TASK PROMPT.
Using the data below, gather each line that includes the word "формуле".

DATA LISTING.
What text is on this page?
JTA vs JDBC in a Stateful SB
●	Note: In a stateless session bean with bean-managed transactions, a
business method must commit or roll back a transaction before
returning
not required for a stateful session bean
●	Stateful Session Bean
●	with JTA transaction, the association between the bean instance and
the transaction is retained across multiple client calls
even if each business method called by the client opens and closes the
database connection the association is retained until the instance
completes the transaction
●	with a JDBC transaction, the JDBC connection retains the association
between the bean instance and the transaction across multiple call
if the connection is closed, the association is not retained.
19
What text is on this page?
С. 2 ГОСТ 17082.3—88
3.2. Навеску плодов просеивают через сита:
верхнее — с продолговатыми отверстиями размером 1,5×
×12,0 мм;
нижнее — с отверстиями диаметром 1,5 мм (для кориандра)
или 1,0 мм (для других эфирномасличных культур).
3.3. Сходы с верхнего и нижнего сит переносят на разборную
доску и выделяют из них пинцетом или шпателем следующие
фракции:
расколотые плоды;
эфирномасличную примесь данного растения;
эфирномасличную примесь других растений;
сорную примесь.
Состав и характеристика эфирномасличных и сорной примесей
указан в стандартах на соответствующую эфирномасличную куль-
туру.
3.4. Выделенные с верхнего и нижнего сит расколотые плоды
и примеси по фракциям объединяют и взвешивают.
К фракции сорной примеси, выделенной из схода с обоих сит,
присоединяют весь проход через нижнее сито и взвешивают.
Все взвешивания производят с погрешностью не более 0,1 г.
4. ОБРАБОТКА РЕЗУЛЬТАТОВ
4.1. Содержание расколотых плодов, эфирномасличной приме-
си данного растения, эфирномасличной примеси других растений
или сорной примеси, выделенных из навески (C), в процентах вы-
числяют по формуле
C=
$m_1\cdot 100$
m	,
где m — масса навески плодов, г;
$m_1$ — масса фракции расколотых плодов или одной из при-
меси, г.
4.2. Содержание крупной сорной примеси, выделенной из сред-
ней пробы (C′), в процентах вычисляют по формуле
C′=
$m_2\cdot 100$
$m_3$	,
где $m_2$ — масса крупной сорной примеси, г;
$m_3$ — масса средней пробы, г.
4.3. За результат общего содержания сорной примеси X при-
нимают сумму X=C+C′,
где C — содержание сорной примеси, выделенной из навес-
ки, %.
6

RESPONSE TO THIS EXERCISE.
числяют по формуле
ней пробы (C′), в процентах вычисляют по формуле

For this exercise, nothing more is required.